WHAT YOU NEED TO DO » Return every record verbatim.

INPUT RECORDS »
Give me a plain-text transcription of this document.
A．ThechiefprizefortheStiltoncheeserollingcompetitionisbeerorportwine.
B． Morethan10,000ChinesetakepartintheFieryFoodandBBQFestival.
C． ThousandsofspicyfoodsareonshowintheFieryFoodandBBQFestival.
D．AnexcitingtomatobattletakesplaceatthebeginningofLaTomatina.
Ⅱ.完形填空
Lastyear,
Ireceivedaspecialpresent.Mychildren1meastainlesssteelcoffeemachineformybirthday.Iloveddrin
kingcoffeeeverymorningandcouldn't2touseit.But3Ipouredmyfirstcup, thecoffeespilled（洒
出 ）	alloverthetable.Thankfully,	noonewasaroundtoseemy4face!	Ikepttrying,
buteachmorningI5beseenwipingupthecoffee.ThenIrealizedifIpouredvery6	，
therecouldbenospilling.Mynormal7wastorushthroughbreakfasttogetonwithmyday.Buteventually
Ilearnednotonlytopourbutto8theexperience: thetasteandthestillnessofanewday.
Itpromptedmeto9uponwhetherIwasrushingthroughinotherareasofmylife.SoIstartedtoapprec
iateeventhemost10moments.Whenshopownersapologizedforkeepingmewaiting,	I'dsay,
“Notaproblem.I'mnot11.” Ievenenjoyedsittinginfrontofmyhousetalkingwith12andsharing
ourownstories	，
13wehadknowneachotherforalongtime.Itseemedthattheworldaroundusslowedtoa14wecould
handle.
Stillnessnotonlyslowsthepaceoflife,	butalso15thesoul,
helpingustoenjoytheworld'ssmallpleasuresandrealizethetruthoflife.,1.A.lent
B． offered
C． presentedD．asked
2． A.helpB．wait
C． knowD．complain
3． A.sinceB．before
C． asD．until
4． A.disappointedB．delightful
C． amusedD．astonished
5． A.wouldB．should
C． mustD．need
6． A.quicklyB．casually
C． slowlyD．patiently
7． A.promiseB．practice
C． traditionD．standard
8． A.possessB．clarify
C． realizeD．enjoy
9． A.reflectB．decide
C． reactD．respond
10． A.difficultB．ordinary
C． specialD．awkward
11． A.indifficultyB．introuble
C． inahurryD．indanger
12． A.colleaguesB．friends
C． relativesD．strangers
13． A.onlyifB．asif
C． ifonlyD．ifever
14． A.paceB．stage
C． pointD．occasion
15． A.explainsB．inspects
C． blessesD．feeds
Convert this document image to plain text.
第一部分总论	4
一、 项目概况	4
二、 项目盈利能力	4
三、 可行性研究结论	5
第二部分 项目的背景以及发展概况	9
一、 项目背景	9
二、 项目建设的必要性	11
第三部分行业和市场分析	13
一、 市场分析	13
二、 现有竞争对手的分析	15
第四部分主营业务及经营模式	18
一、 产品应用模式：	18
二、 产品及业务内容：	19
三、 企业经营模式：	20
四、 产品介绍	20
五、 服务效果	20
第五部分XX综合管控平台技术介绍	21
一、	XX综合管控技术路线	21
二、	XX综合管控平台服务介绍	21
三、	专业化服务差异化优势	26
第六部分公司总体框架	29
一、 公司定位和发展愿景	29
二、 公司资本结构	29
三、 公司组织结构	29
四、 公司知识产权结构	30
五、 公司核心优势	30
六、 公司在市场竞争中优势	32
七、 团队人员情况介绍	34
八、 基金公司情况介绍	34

TASK RESULT »
Give me a plain-text transcription of this document.
A．ThechiefprizefortheStiltoncheeserollingcompetitionisbeerorportwine.
B． Morethan10,000ChinesetakepartintheFieryFoodandBBQFestival.
C． ThousandsofspicyfoodsareonshowintheFieryFoodandBBQFestival.
D．AnexcitingtomatobattletakesplaceatthebeginningofLaTomatina.
Ⅱ.完形填空
Lastyear,
Ireceivedaspecialpresent.Mychildren1meastainlesssteelcoffeemachineformybirthday.Iloveddrin
kingcoffeeeverymorningandcouldn't2touseit.But3Ipouredmyfirstcup, thecoffeespilled（洒
出 ）	alloverthetable.Thankfully,	noonewasaroundtoseemy4face!	Ikepttrying,
buteachmorningI5beseenwipingupthecoffee.ThenIrealizedifIpouredvery6	，
therecouldbenospilling.Mynormal7wastorushthroughbreakfasttogetonwithmyday.Buteventually
Ilearnednotonlytopourbutto8theexperience: thetasteandthestillnessofanewday.
Itpromptedmeto9uponwhetherIwasrushingthroughinotherareasofmylife.SoIstartedtoapprec
iateeventhemost10moments.Whenshopownersapologizedforkeepingmewaiting,	I'dsay,
“Notaproblem.I'mnot11.” Ievenenjoyedsittinginfrontofmyhousetalkingwith12andsharing
ourownstories	，
13wehadknowneachotherforalongtime.Itseemedthattheworldaroundusslowedtoa14wecould
handle.
Stillnessnotonlyslowsthepaceoflife,	butalso15thesoul,
helpingustoenjoytheworld'ssmallpleasuresandrealizethetruthoflife.,1.A.lent
B． offered
C． presentedD．asked
2． A.helpB．wait
C． knowD．complain
3． A.sinceB．before
C． asD．until
4． A.disappointedB．delightful
C． amusedD．astonished
5． A.wouldB．should
C． mustD．need
6． A.quicklyB．casually
C． slowlyD．patiently
7． A.promiseB．practice
C． traditionD．standard
8． A.possessB．clarify
C． realizeD．enjoy
9． A.reflectB．decide
C． reactD．respond
10． A.difficultB．ordinary
C． specialD．awkward
11． A.indifficultyB．introuble
C． inahurryD．indanger
12． A.colleaguesB．friends
C． relativesD．strangers
13． A.onlyifB．asif
C． ifonlyD．ifever
14． A.paceB．stage
C． pointD．occasion
15． A.explainsB．inspects
C． blessesD．feeds
Convert this document image to plain text.
第一部分总论	4
一、 项目概况	4
二、 项目盈利能力	4
三、 可行性研究结论	5
第二部分 项目的背景以及发展概况	9
一、 项目背景	9
二、 项目建设的必要性	11
第三部分行业和市场分析	13
一、 市场分析	13
二、 现有竞争对手的分析	15
第四部分主营业务及经营模式	18
一、 产品应用模式：	18
二、 产品及业务内容：	19
三、 企业经营模式：	20
四、 产品介绍	20
五、 服务效果	20
第五部分XX综合管控平台技术介绍	21
一、	XX综合管控技术路线	21
二、	XX综合管控平台服务介绍	21
三、	专业化服务差异化优势	26
第六部分公司总体框架	29
一、 公司定位和发展愿景	29
二、 公司资本结构	29
三、 公司组织结构	29
四、 公司知识产权结构	30
五、 公司核心优势	30
六、 公司在市场竞争中优势	32
七、 团队人员情况介绍	34
八、 基金公司情况介绍	34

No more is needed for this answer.